* **Short task**:
Output only the lines from the line holding "What's the underlying" through the close of the records, exactly as they appear, with all pictures omitted.
--------------------
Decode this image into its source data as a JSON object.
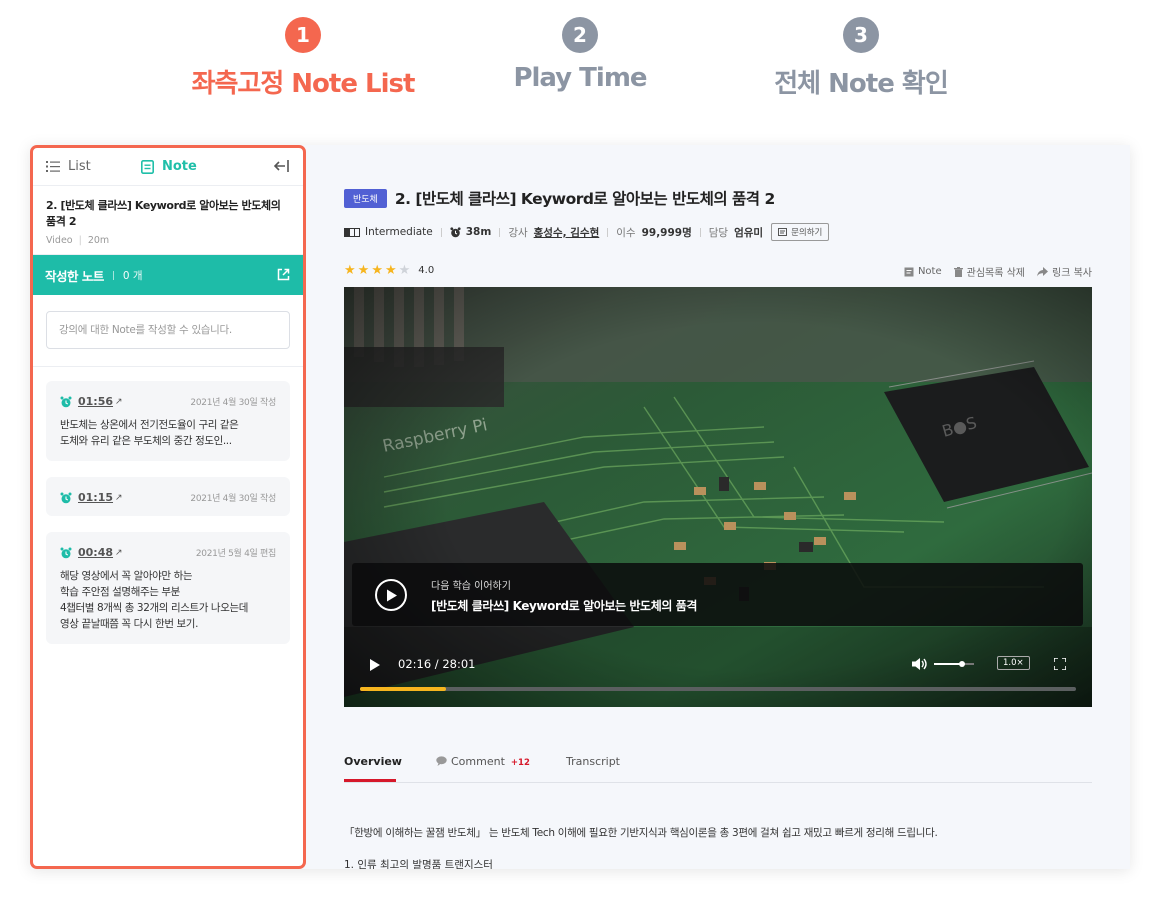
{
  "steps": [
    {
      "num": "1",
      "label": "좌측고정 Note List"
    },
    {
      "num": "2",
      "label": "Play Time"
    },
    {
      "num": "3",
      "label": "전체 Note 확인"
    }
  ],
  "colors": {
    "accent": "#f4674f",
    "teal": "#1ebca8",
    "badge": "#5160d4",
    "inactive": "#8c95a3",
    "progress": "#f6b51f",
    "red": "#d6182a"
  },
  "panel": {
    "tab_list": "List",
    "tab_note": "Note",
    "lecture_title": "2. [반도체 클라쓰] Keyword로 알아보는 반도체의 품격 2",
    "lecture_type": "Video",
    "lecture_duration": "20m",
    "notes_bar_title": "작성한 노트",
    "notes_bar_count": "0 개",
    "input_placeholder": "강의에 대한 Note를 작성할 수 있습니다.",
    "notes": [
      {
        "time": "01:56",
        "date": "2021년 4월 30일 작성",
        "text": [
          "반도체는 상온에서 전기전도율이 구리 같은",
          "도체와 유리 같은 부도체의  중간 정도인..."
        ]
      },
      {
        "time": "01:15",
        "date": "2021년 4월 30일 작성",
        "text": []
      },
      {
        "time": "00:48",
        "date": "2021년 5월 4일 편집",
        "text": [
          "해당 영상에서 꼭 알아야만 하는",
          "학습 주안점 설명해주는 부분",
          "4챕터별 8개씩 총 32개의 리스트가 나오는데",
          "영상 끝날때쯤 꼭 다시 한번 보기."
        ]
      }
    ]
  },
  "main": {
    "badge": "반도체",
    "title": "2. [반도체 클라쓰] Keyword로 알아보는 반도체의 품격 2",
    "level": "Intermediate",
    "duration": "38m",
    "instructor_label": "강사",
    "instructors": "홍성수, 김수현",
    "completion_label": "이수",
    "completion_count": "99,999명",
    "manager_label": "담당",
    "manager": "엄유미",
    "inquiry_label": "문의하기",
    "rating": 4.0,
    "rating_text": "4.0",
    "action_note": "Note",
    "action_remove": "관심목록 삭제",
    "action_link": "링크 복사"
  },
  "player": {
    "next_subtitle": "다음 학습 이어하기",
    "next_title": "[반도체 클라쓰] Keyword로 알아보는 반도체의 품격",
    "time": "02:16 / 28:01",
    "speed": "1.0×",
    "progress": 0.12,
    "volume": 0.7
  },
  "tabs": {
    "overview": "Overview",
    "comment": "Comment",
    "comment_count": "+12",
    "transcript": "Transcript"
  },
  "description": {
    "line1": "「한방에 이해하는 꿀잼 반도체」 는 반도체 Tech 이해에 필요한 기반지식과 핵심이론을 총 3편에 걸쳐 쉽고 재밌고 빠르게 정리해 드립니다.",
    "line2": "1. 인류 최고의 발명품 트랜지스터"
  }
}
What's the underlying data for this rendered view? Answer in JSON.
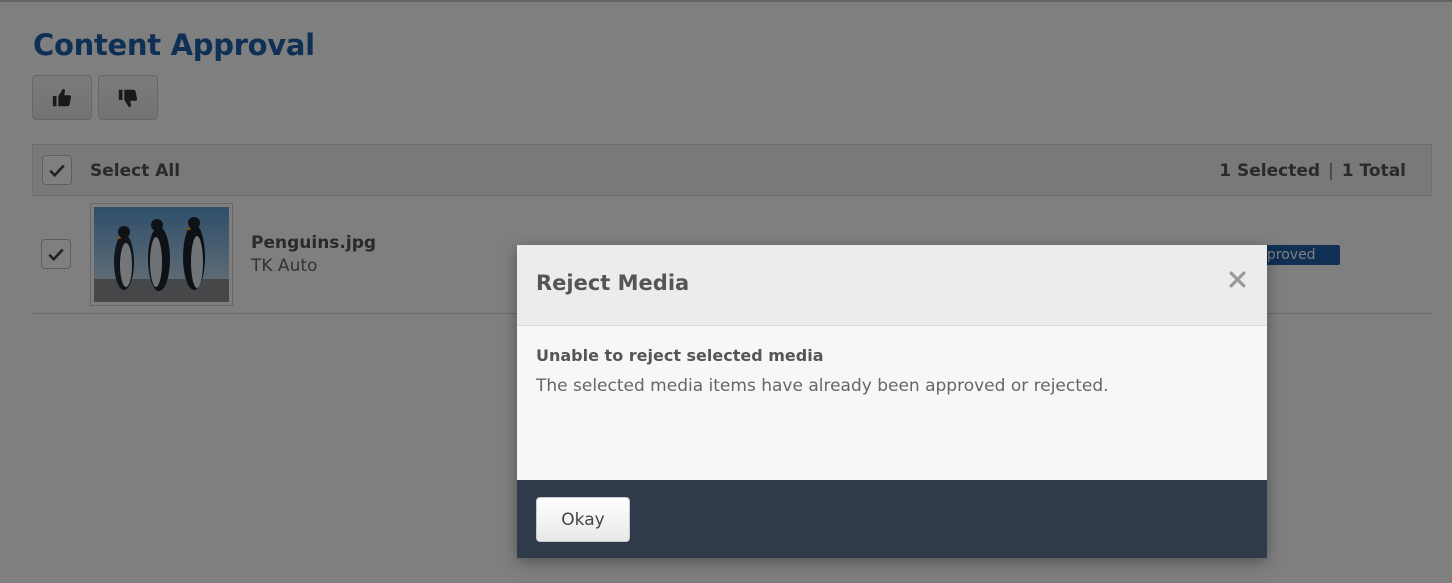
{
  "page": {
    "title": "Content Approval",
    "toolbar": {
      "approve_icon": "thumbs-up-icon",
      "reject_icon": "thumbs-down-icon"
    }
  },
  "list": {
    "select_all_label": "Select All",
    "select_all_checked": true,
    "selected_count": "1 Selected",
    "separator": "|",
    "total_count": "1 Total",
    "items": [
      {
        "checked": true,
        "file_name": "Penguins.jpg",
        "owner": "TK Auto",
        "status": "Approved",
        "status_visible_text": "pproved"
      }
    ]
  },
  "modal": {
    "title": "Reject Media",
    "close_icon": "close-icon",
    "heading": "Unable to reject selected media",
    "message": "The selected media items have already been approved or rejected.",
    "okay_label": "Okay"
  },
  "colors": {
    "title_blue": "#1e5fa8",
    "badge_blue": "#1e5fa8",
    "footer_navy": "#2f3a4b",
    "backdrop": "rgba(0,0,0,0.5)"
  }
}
--------------------
* **Result of the task**:
What's the underlying data for this rendered view? Answer in JSON.
{
  "page": {
    "title": "Content Approval",
    "toolbar": {
      "approve_icon": "thumbs-up-icon",
      "reject_icon": "thumbs-down-icon"
    }
  },
  "list": {
    "select_all_label": "Select All",
    "select_all_checked": true,
    "selected_count": "1 Selected",
    "separator": "|",
    "total_count": "1 Total",
    "items": [
      {
        "checked": true,
        "file_name": "Penguins.jpg",
        "owner": "TK Auto",
        "status": "Approved",
        "status_visible_text": "pproved"
      }
    ]
  },
  "modal": {
    "title": "Reject Media",
    "close_icon": "close-icon",
    "heading": "Unable to reject selected media",
    "message": "The selected media items have already been approved or rejected.",
    "okay_label": "Okay"
  },
  "colors": {
    "title_blue": "#1e5fa8",
    "badge_blue": "#1e5fa8",
    "footer_navy": "#2f3a4b",
    "backdrop": "rgba(0,0,0,0.5)"
  }
}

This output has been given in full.